**Input material**
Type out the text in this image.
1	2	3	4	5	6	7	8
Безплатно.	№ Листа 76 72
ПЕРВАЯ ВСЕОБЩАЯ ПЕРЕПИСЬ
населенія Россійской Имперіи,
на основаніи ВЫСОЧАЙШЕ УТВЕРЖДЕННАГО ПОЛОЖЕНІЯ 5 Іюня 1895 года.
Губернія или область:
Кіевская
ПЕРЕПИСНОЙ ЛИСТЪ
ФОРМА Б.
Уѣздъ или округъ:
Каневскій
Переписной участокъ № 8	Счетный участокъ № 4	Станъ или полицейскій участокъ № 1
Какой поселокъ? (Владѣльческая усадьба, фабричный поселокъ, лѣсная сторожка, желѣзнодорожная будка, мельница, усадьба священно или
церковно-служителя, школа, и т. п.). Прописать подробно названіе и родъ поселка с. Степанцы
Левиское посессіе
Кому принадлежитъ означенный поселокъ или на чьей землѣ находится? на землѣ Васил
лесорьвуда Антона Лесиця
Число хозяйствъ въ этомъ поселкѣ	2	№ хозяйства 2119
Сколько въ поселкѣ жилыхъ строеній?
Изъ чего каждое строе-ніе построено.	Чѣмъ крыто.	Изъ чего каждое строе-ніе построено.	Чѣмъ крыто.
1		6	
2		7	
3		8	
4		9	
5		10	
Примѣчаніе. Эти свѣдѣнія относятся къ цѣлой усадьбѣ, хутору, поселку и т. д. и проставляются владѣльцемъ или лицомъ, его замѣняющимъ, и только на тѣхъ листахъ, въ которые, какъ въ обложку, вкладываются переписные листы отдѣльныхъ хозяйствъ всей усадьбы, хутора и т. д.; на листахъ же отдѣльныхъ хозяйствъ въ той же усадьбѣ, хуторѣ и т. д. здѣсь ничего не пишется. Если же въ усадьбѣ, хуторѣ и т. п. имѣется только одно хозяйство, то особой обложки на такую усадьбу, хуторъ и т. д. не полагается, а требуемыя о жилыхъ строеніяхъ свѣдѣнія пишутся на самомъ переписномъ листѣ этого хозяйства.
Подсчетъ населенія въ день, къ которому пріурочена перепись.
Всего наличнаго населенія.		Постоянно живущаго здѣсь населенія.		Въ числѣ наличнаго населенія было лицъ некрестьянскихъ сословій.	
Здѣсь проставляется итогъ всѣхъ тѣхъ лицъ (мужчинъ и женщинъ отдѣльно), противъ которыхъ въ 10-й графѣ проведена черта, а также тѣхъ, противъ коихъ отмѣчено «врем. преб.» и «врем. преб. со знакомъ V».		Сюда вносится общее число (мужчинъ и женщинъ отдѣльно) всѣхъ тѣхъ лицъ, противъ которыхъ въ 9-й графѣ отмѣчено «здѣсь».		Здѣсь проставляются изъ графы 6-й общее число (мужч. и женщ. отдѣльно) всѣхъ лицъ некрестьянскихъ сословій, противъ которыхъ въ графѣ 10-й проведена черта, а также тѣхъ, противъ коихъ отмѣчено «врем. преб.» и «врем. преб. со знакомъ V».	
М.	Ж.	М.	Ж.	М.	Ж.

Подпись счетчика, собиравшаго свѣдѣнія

**What is expected**
Repeat the records exactly, including every line.

**Solution**
Type out the text in this image.
1	2	3	4	5	6	7	8
Безплатно.	№ Листа 76 72
ПЕРВАЯ ВСЕОБЩАЯ ПЕРЕПИСЬ
населенія Россійской Имперіи,
на основаніи ВЫСОЧАЙШЕ УТВЕРЖДЕННАГО ПОЛОЖЕНІЯ 5 Іюня 1895 года.
Губернія или область:
Кіевская
ПЕРЕПИСНОЙ ЛИСТЪ
ФОРМА Б.
Уѣздъ или округъ:
Каневскій
Переписной участокъ № 8	Счетный участокъ № 4	Станъ или полицейскій участокъ № 1
Какой поселокъ? (Владѣльческая усадьба, фабричный поселокъ, лѣсная сторожка, желѣзнодорожная будка, мельница, усадьба священно или
церковно-служителя, школа, и т. п.). Прописать подробно названіе и родъ поселка с. Степанцы
Левиское посессіе
Кому принадлежитъ означенный поселокъ или на чьей землѣ находится? на землѣ Васил
лесорьвуда Антона Лесиця
Число хозяйствъ въ этомъ поселкѣ	2	№ хозяйства 2119
Сколько въ поселкѣ жилыхъ строеній?
Изъ чего каждое строе-ніе построено.	Чѣмъ крыто.	Изъ чего каждое строе-ніе построено.	Чѣмъ крыто.
1		6	
2		7	
3		8	
4		9	
5		10	
Примѣчаніе. Эти свѣдѣнія относятся къ цѣлой усадьбѣ, хутору, поселку и т. д. и проставляются владѣльцемъ или лицомъ, его замѣняющимъ, и только на тѣхъ листахъ, въ которые, какъ въ обложку, вкладываются переписные листы отдѣльныхъ хозяйствъ всей усадьбы, хутора и т. д.; на листахъ же отдѣльныхъ хозяйствъ въ той же усадьбѣ, хуторѣ и т. д. здѣсь ничего не пишется. Если же въ усадьбѣ, хуторѣ и т. п. имѣется только одно хозяйство, то особой обложки на такую усадьбу, хуторъ и т. д. не полагается, а требуемыя о жилыхъ строеніяхъ свѣдѣнія пишутся на самомъ переписномъ листѣ этого хозяйства.
Подсчетъ населенія въ день, къ которому пріурочена перепись.
Всего наличнаго населенія.		Постоянно живущаго здѣсь населенія.		Въ числѣ наличнаго населенія было лицъ некрестьянскихъ сословій.	
Здѣсь проставляется итогъ всѣхъ тѣхъ лицъ (мужчинъ и женщинъ отдѣльно), противъ которыхъ въ 10-й графѣ проведена черта, а также тѣхъ, противъ коихъ отмѣчено «врем. преб.» и «врем. преб. со знакомъ V».		Сюда вносится общее число (мужчинъ и женщинъ отдѣльно) всѣхъ тѣхъ лицъ, противъ которыхъ въ 9-й графѣ отмѣчено «здѣсь».		Здѣсь проставляются изъ графы 6-й общее число (мужч. и женщ. отдѣльно) всѣхъ лицъ некрестьянскихъ сословій, противъ которыхъ въ графѣ 10-й проведена черта, а также тѣхъ, противъ коихъ отмѣчено «врем. преб.» и «врем. преб. со знакомъ V».	
М.	Ж.	М.	Ж.	М.	Ж.

Подпись счетчика, собиравшаго свѣдѣнія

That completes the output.